··· DATA SUPPLIED

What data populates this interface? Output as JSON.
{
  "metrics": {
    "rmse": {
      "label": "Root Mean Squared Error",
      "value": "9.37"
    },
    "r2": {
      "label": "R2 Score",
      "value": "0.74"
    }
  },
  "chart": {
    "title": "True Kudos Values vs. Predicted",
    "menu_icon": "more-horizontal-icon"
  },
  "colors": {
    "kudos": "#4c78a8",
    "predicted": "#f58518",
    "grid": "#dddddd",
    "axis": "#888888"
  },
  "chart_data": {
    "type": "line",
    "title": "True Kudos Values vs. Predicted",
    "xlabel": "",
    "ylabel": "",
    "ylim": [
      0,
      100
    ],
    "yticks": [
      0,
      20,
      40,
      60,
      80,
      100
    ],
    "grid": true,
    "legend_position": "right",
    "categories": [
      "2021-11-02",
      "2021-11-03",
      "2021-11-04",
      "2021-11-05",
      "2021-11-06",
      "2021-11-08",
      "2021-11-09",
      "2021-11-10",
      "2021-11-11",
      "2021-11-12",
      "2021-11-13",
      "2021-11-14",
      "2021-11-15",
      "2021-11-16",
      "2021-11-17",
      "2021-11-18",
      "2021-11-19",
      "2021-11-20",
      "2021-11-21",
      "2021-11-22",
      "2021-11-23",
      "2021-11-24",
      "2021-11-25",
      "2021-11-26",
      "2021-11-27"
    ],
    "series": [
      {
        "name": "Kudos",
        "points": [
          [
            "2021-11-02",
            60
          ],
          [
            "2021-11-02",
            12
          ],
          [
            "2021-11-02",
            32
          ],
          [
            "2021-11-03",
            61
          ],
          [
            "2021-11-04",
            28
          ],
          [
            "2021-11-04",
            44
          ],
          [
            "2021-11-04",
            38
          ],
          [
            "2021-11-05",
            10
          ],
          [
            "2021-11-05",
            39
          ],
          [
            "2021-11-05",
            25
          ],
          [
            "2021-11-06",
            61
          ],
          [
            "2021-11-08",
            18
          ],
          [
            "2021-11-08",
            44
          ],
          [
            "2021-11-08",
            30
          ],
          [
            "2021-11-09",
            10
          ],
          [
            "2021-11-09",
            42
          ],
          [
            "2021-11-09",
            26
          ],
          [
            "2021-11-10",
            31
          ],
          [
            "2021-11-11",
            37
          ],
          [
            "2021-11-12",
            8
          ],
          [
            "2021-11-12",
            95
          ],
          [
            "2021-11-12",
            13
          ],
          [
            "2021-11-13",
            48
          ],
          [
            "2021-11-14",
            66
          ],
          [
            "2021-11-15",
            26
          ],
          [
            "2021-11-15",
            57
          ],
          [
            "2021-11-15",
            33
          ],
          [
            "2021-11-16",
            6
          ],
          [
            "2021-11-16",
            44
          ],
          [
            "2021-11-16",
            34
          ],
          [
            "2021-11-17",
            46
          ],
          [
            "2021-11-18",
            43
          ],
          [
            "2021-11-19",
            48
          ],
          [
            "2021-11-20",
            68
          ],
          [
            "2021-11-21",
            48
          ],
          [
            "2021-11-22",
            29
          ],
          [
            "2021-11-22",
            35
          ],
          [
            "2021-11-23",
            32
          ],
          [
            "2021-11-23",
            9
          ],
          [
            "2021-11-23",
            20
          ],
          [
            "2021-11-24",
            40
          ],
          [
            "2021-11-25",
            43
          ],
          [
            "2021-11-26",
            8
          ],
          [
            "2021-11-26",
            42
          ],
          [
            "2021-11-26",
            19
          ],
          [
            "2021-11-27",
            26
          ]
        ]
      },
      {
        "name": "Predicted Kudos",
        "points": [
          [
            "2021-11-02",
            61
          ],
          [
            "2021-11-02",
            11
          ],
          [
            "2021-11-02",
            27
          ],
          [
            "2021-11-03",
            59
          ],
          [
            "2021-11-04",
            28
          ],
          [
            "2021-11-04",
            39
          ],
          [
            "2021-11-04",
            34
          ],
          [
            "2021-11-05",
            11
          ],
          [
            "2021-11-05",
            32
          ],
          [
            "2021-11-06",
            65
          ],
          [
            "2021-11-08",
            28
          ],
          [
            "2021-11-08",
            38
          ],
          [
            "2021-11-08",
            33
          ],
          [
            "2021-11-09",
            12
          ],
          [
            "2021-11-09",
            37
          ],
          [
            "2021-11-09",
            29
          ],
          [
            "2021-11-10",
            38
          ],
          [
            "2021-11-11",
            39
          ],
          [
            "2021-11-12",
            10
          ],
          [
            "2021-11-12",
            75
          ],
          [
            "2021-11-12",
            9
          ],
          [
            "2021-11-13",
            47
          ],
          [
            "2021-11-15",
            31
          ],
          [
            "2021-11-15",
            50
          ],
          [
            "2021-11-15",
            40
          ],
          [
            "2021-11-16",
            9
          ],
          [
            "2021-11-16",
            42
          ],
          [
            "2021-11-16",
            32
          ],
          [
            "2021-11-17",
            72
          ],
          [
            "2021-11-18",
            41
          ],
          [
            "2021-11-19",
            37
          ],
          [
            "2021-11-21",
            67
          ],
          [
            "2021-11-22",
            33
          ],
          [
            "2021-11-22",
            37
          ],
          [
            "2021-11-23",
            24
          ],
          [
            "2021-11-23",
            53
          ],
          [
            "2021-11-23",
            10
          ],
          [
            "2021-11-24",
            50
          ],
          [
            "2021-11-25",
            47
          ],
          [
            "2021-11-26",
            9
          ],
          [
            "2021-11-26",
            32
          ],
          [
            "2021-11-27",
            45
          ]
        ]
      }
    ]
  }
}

······

# THE EXERCISE:
Repeat the data precisely, reproducing every entry.

# REPLY TO THE EXERCISE:
What data populates this interface? Output as JSON.
{
  "metrics": {
    "rmse": {
      "label": "Root Mean Squared Error",
      "value": "9.37"
    },
    "r2": {
      "label": "R2 Score",
      "value": "0.74"
    }
  },
  "chart": {
    "title": "True Kudos Values vs. Predicted",
    "menu_icon": "more-horizontal-icon"
  },
  "colors": {
    "kudos": "#4c78a8",
    "predicted": "#f58518",
    "grid": "#dddddd",
    "axis": "#888888"
  },
  "chart_data": {
    "type": "line",
    "title": "True Kudos Values vs. Predicted",
    "xlabel": "",
    "ylabel": "",
    "ylim": [
      0,
      100
    ],
    "yticks": [
      0,
      20,
      40,
      60,
      80,
      100
    ],
    "grid": true,
    "legend_position": "right",
    "categories": [
      "2021-11-02",
      "2021-11-03",
      "2021-11-04",
      "2021-11-05",
      "2021-11-06",
      "2021-11-08",
      "2021-11-09",
      "2021-11-10",
      "2021-11-11",
      "2021-11-12",
      "2021-11-13",
      "2021-11-14",
      "2021-11-15",
      "2021-11-16",
      "2021-11-17",
      "2021-11-18",
      "2021-11-19",
      "2021-11-20",
      "2021-11-21",
      "2021-11-22",
      "2021-11-23",
      "2021-11-24",
      "2021-11-25",
      "2021-11-26",
      "2021-11-27"
    ],
    "series": [
      {
        "name": "Kudos",
        "points": [
          [
            "2021-11-02",
            60
          ],
          [
            "2021-11-02",
            12
          ],
          [
            "2021-11-02",
            32
          ],
          [
            "2021-11-03",
            61
          ],
          [
            "2021-11-04",
            28
          ],
          [
            "2021-11-04",
            44
          ],
          [
            "2021-11-04",
            38
          ],
          [
            "2021-11-05",
            10
          ],
          [
            "2021-11-05",
            39
          ],
          [
            "2021-11-05",
            25
          ],
          [
            "2021-11-06",
            61
          ],
          [
            "2021-11-08",
            18
          ],
          [
            "2021-11-08",
            44
          ],
          [
            "2021-11-08",
            30
          ],
          [
            "2021-11-09",
            10
          ],
          [
            "2021-11-09",
            42
          ],
          [
            "2021-11-09",
            26
          ],
          [
            "2021-11-10",
            31
          ],
          [
            "2021-11-11",
            37
          ],
          [
            "2021-11-12",
            8
          ],
          [
            "2021-11-12",
            95
          ],
          [
            "2021-11-12",
            13
          ],
          [
            "2021-11-13",
            48
          ],
          [
            "2021-11-14",
            66
          ],
          [
            "2021-11-15",
            26
          ],
          [
            "2021-11-15",
            57
          ],
          [
            "2021-11-15",
            33
          ],
          [
            "2021-11-16",
            6
          ],
          [
            "2021-11-16",
            44
          ],
          [
            "2021-11-16",
            34
          ],
          [
            "2021-11-17",
            46
          ],
          [
            "2021-11-18",
            43
          ],
          [
            "2021-11-19",
            48
          ],
          [
            "2021-11-20",
            68
          ],
          [
            "2021-11-21",
            48
          ],
          [
            "2021-11-22",
            29
          ],
          [
            "2021-11-22",
            35
          ],
          [
            "2021-11-23",
            32
          ],
          [
            "2021-11-23",
            9
          ],
          [
            "2021-11-23",
            20
          ],
          [
            "2021-11-24",
            40
          ],
          [
            "2021-11-25",
            43
          ],
          [
            "2021-11-26",
            8
          ],
          [
            "2021-11-26",
            42
          ],
          [
            "2021-11-26",
            19
          ],
          [
            "2021-11-27",
            26
          ]
        ]
      },
      {
        "name": "Predicted Kudos",
        "points": [
          [
            "2021-11-02",
            61
          ],
          [
            "2021-11-02",
            11
          ],
          [
            "2021-11-02",
            27
          ],
          [
            "2021-11-03",
            59
          ],
          [
            "2021-11-04",
            28
          ],
          [
            "2021-11-04",
            39
          ],
          [
            "2021-11-04",
            34
          ],
          [
            "2021-11-05",
            11
          ],
          [
            "2021-11-05",
            32
          ],
          [
            "2021-11-06",
            65
          ],
          [
            "2021-11-08",
            28
          ],
          [
            "2021-11-08",
            38
          ],
          [
            "2021-11-08",
            33
          ],
          [
            "2021-11-09",
            12
          ],
          [
            "2021-11-09",
            37
          ],
          [
            "2021-11-09",
            29
          ],
          [
            "2021-11-10",
            38
          ],
          [
            "2021-11-11",
            39
          ],
          [
            "2021-11-12",
            10
          ],
          [
            "2021-11-12",
            75
          ],
          [
            "2021-11-12",
            9
          ],
          [
            "2021-11-13",
            47
          ],
          [
            "2021-11-15",
            31
          ],
          [
            "2021-11-15",
            50
          ],
          [
            "2021-11-15",
            40
          ],
          [
            "2021-11-16",
            9
          ],
          [
            "2021-11-16",
            42
          ],
          [
            "2021-11-16",
            32
          ],
          [
            "2021-11-17",
            72
          ],
          [
            "2021-11-18",
            41
          ],
          [
            "2021-11-19",
            37
          ],
          [
            "2021-11-21",
            67
          ],
          [
            "2021-11-22",
            33
          ],
          [
            "2021-11-22",
            37
          ],
          [
            "2021-11-23",
            24
          ],
          [
            "2021-11-23",
            53
          ],
          [
            "2021-11-23",
            10
          ],
          [
            "2021-11-24",
            50
          ],
          [
            "2021-11-25",
            47
          ],
          [
            "2021-11-26",
            9
          ],
          [
            "2021-11-26",
            32
          ],
          [
            "2021-11-27",
            45
          ]
        ]
      }
    ]
  }
}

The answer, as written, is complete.